STATED EXERCISE: Copy the passage about the Hartwells and the College bonds word for word, from "The College bought" up to and including "subsequent blog post.".

DOCUMENT:
"""
Extract from the early register, showing Thomas (KC 1503) and John (KC 1505) Hartwell [from KCA/684 fo 76r]
Soon after, Roger Hartwell (KC 1512) came up, also a London boy, of unknown relationship to the others. He was a Fellow until 1526.
Thomas Hartwell the Draper and his wife Marie
But it is a different Thomas Hartwell who brings Marie into the picture, not a Kingsman at all. Three bonds oblige the College to pay (at a date 7 to 12 months after the date the bond was written) to ‘Thomas Hartwell, citizen and Draper of London’:
29 pounds 5 shillings and 8 pence payable on 15 August 1505,
29 pounds 5 shillings and 7 pence payable on 30 November 1505, and
29 pounds 14 shillings payable on 30 November 1506 (this bond was dated 26 April 1506).
A fourth bond, written on 15 January 1506/7[2] is for the College to pay 27 pounds 11 shillings 4 pence to a Marie Hartwell, widow of Thomas Hartwell, deceased, lately a citizen and Draper of London, payable on 8 September 1507.
The College bought cloth for its livery (matching members’ clothing) from the Hartwells. Further information about the livery will appear in a subsequent blog post.
The bonds are of nearly identical format, with the amount and date being the only significant differences. The second bond, shown above, translates roughly as:
Know all men by these presents that we, John Argentein, clerk, Provost of the Royal College of the Blessed Mary and Saint Nicholas in Cambridge and the Scholars of that same College are held and firmly bound to Thomas Hartwell, citizen and draper of London, in the sum of 29 pounds 5 shillings and 7 pence of lawful money of England to be paid to that same Thomas, his heirs, his executors or his true Attorney at the feast of St Andrew the Apostle falling next after the present date [i.e. due 30 November 1505] for which payment well and truly to be made we bind ourselves and our successors by these presents. Testifying in this matter, our common seal [of the College] is hung on these presents. Dated at Cambridge in our aforesaid College on the first day of January in the 20th regnal year of King Henry the Seventh [1504/5].
"""
GIVEN ENTRIES:
"""
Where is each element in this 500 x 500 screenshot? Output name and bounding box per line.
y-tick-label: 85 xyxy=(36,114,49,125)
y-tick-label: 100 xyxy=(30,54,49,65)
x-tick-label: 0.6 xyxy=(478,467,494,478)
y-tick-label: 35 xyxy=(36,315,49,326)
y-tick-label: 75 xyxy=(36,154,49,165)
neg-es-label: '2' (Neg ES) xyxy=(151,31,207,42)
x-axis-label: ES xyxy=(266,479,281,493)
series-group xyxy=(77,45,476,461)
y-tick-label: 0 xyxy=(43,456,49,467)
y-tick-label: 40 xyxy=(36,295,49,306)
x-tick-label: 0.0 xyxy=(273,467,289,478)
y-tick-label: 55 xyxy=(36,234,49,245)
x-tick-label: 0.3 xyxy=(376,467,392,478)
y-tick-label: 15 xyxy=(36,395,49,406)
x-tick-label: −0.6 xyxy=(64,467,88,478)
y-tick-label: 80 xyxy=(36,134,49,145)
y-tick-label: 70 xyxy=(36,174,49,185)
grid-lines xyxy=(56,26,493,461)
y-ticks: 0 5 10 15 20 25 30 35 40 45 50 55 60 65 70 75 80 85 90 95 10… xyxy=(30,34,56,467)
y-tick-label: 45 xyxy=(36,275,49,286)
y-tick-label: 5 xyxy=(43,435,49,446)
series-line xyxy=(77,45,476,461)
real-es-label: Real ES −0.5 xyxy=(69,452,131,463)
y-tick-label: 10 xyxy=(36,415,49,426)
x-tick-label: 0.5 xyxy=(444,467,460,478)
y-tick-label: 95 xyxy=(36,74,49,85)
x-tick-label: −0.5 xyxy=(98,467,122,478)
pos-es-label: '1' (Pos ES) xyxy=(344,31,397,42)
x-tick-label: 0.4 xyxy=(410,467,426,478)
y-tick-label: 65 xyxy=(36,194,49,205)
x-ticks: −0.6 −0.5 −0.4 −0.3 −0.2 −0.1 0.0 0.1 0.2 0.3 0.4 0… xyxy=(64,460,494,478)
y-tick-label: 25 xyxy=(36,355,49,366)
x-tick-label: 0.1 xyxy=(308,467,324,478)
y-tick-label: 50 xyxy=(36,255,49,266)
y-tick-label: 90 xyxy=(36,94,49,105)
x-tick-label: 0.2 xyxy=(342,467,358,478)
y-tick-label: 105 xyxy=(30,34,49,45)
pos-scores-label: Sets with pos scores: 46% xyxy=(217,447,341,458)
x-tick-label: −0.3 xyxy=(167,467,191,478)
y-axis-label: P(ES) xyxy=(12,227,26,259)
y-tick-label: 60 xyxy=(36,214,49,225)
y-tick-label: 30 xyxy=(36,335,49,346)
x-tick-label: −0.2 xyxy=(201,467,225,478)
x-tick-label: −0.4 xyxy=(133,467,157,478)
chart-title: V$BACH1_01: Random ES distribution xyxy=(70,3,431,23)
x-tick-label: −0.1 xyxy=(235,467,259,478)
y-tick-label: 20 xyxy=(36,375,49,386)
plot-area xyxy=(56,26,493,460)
"""
TASK RESPONSE:
The College bought cloth for its livery (matching members’ clothing) from the Hartwells. Further information about the livery will appear in a subsequent blog post.